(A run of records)
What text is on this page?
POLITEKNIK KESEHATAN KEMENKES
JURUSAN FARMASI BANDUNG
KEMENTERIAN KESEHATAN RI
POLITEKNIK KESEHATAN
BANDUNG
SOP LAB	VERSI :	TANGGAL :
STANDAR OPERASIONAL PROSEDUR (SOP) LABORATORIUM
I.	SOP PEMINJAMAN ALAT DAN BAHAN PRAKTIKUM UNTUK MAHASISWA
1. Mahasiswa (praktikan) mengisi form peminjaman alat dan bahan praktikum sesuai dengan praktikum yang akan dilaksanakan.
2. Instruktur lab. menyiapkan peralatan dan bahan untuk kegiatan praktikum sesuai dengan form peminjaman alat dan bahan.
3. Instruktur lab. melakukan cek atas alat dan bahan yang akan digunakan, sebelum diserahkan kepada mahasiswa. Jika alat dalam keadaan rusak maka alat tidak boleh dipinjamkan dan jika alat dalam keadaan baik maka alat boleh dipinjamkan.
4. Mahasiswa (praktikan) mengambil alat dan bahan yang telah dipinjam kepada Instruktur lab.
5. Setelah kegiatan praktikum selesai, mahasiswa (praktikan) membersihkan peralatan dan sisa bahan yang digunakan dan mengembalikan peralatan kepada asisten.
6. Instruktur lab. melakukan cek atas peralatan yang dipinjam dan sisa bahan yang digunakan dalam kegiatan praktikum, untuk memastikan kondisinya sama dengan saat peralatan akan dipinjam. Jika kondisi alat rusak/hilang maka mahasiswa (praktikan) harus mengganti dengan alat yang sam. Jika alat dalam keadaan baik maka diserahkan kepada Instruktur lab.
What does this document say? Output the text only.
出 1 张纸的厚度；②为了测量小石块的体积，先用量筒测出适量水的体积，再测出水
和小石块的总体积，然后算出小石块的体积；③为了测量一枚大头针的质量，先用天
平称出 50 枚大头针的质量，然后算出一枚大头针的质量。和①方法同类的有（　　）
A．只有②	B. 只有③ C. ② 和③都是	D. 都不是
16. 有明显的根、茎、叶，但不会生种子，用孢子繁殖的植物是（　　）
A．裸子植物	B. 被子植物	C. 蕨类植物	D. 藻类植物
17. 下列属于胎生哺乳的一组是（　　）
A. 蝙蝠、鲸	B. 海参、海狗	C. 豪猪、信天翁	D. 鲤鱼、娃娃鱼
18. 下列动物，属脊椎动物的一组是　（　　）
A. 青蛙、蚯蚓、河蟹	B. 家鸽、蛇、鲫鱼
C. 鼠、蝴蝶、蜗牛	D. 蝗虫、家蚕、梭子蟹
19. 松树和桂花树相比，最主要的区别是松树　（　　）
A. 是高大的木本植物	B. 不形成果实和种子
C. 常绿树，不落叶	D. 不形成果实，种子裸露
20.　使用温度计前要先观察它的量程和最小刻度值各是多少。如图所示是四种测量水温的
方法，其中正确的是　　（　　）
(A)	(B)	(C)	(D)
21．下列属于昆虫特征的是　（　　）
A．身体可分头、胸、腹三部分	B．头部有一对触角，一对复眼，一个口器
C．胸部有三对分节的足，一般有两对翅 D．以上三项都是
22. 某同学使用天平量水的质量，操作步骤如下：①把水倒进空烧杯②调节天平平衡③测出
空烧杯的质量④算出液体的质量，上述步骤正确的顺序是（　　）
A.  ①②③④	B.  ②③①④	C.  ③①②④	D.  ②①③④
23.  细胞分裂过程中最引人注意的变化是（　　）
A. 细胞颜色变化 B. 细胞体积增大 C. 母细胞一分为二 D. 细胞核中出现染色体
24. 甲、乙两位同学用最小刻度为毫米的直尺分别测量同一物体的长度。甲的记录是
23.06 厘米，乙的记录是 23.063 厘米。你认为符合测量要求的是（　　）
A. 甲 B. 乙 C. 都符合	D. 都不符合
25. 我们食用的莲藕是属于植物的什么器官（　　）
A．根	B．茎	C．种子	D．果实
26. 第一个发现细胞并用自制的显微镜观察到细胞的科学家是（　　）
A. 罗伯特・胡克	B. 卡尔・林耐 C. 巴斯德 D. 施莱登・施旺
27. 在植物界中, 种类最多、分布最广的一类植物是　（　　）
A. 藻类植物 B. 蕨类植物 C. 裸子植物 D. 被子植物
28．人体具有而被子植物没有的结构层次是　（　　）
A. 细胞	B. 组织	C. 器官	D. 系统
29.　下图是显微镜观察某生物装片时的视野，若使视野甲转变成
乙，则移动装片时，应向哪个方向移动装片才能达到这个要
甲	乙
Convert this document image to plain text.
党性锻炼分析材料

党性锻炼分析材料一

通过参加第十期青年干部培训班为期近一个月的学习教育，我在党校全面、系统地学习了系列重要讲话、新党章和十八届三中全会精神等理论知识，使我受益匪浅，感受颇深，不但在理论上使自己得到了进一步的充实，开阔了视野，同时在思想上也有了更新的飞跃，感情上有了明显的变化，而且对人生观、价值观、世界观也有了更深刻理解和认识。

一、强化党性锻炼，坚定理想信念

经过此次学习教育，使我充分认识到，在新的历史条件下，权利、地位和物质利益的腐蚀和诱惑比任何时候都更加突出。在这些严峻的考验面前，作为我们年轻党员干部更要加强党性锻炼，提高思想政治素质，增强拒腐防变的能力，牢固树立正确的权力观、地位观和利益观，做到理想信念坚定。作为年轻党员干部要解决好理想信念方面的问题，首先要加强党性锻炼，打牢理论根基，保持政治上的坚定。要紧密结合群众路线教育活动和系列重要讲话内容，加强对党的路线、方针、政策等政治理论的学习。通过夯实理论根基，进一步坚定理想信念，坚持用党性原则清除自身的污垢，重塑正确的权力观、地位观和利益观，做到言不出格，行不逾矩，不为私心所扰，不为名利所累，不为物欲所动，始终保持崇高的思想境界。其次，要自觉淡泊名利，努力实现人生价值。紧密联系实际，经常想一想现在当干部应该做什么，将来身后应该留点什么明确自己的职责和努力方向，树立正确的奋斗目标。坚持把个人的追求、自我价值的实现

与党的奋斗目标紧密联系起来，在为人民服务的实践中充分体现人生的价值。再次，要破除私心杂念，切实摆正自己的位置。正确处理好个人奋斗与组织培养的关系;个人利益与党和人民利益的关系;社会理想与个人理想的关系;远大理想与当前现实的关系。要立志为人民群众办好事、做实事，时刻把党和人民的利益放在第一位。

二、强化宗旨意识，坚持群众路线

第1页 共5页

AIM: Set down the listing in full, keeping every word exactly as it is.

RESULT OF THE EXERCISE:
What text is on this page?
POLITEKNIK KESEHATAN KEMENKES
JURUSAN FARMASI BANDUNG
KEMENTERIAN KESEHATAN RI
POLITEKNIK KESEHATAN
BANDUNG
SOP LAB	VERSI :	TANGGAL :
STANDAR OPERASIONAL PROSEDUR (SOP) LABORATORIUM
I.	SOP PEMINJAMAN ALAT DAN BAHAN PRAKTIKUM UNTUK MAHASISWA
1. Mahasiswa (praktikan) mengisi form peminjaman alat dan bahan praktikum sesuai dengan praktikum yang akan dilaksanakan.
2. Instruktur lab. menyiapkan peralatan dan bahan untuk kegiatan praktikum sesuai dengan form peminjaman alat dan bahan.
3. Instruktur lab. melakukan cek atas alat dan bahan yang akan digunakan, sebelum diserahkan kepada mahasiswa. Jika alat dalam keadaan rusak maka alat tidak boleh dipinjamkan dan jika alat dalam keadaan baik maka alat boleh dipinjamkan.
4. Mahasiswa (praktikan) mengambil alat dan bahan yang telah dipinjam kepada Instruktur lab.
5. Setelah kegiatan praktikum selesai, mahasiswa (praktikan) membersihkan peralatan dan sisa bahan yang digunakan dan mengembalikan peralatan kepada asisten.
6. Instruktur lab. melakukan cek atas peralatan yang dipinjam dan sisa bahan yang digunakan dalam kegiatan praktikum, untuk memastikan kondisinya sama dengan saat peralatan akan dipinjam. Jika kondisi alat rusak/hilang maka mahasiswa (praktikan) harus mengganti dengan alat yang sam. Jika alat dalam keadaan baik maka diserahkan kepada Instruktur lab.
What does this document say? Output the text only.
出 1 张纸的厚度；②为了测量小石块的体积，先用量筒测出适量水的体积，再测出水
和小石块的总体积，然后算出小石块的体积；③为了测量一枚大头针的质量，先用天
平称出 50 枚大头针的质量，然后算出一枚大头针的质量。和①方法同类的有（　　）
A．只有②	B. 只有③ C. ② 和③都是	D. 都不是
16. 有明显的根、茎、叶，但不会生种子，用孢子繁殖的植物是（　　）
A．裸子植物	B. 被子植物	C. 蕨类植物	D. 藻类植物
17. 下列属于胎生哺乳的一组是（　　）
A. 蝙蝠、鲸	B. 海参、海狗	C. 豪猪、信天翁	D. 鲤鱼、娃娃鱼
18. 下列动物，属脊椎动物的一组是　（　　）
A. 青蛙、蚯蚓、河蟹	B. 家鸽、蛇、鲫鱼
C. 鼠、蝴蝶、蜗牛	D. 蝗虫、家蚕、梭子蟹
19. 松树和桂花树相比，最主要的区别是松树　（　　）
A. 是高大的木本植物	B. 不形成果实和种子
C. 常绿树，不落叶	D. 不形成果实，种子裸露
20.　使用温度计前要先观察它的量程和最小刻度值各是多少。如图所示是四种测量水温的
方法，其中正确的是　　（　　）
(A)	(B)	(C)	(D)
21．下列属于昆虫特征的是　（　　）
A．身体可分头、胸、腹三部分	B．头部有一对触角，一对复眼，一个口器
C．胸部有三对分节的足，一般有两对翅 D．以上三项都是
22. 某同学使用天平量水的质量，操作步骤如下：①把水倒进空烧杯②调节天平平衡③测出
空烧杯的质量④算出液体的质量，上述步骤正确的顺序是（　　）
A.  ①②③④	B.  ②③①④	C.  ③①②④	D.  ②①③④
23.  细胞分裂过程中最引人注意的变化是（　　）
A. 细胞颜色变化 B. 细胞体积增大 C. 母细胞一分为二 D. 细胞核中出现染色体
24. 甲、乙两位同学用最小刻度为毫米的直尺分别测量同一物体的长度。甲的记录是
23.06 厘米，乙的记录是 23.063 厘米。你认为符合测量要求的是（　　）
A. 甲 B. 乙 C. 都符合	D. 都不符合
25. 我们食用的莲藕是属于植物的什么器官（　　）
A．根	B．茎	C．种子	D．果实
26. 第一个发现细胞并用自制的显微镜观察到细胞的科学家是（　　）
A. 罗伯特・胡克	B. 卡尔・林耐 C. 巴斯德 D. 施莱登・施旺
27. 在植物界中, 种类最多、分布最广的一类植物是　（　　）
A. 藻类植物 B. 蕨类植物 C. 裸子植物 D. 被子植物
28．人体具有而被子植物没有的结构层次是　（　　）
A. 细胞	B. 组织	C. 器官	D. 系统
29.　下图是显微镜观察某生物装片时的视野，若使视野甲转变成
乙，则移动装片时，应向哪个方向移动装片才能达到这个要
甲	乙
Convert this document image to plain text.
党性锻炼分析材料

党性锻炼分析材料一

通过参加第十期青年干部培训班为期近一个月的学习教育，我在党校全面、系统地学习了系列重要讲话、新党章和十八届三中全会精神等理论知识，使我受益匪浅，感受颇深，不但在理论上使自己得到了进一步的充实，开阔了视野，同时在思想上也有了更新的飞跃，感情上有了明显的变化，而且对人生观、价值观、世界观也有了更深刻理解和认识。

一、强化党性锻炼，坚定理想信念

经过此次学习教育，使我充分认识到，在新的历史条件下，权利、地位和物质利益的腐蚀和诱惑比任何时候都更加突出。在这些严峻的考验面前，作为我们年轻党员干部更要加强党性锻炼，提高思想政治素质，增强拒腐防变的能力，牢固树立正确的权力观、地位观和利益观，做到理想信念坚定。作为年轻党员干部要解决好理想信念方面的问题，首先要加强党性锻炼，打牢理论根基，保持政治上的坚定。要紧密结合群众路线教育活动和系列重要讲话内容，加强对党的路线、方针、政策等政治理论的学习。通过夯实理论根基，进一步坚定理想信念，坚持用党性原则清除自身的污垢，重塑正确的权力观、地位观和利益观，做到言不出格，行不逾矩，不为私心所扰，不为名利所累，不为物欲所动，始终保持崇高的思想境界。其次，要自觉淡泊名利，努力实现人生价值。紧密联系实际，经常想一想现在当干部应该做什么，将来身后应该留点什么明确自己的职责和努力方向，树立正确的奋斗目标。坚持把个人的追求、自我价值的实现

与党的奋斗目标紧密联系起来，在为人民服务的实践中充分体现人生的价值。再次，要破除私心杂念，切实摆正自己的位置。正确处理好个人奋斗与组织培养的关系;个人利益与党和人民利益的关系;社会理想与个人理想的关系;远大理想与当前现实的关系。要立志为人民群众办好事、做实事，时刻把党和人民的利益放在第一位。

二、强化宗旨意识，坚持群众路线

第1页 共5页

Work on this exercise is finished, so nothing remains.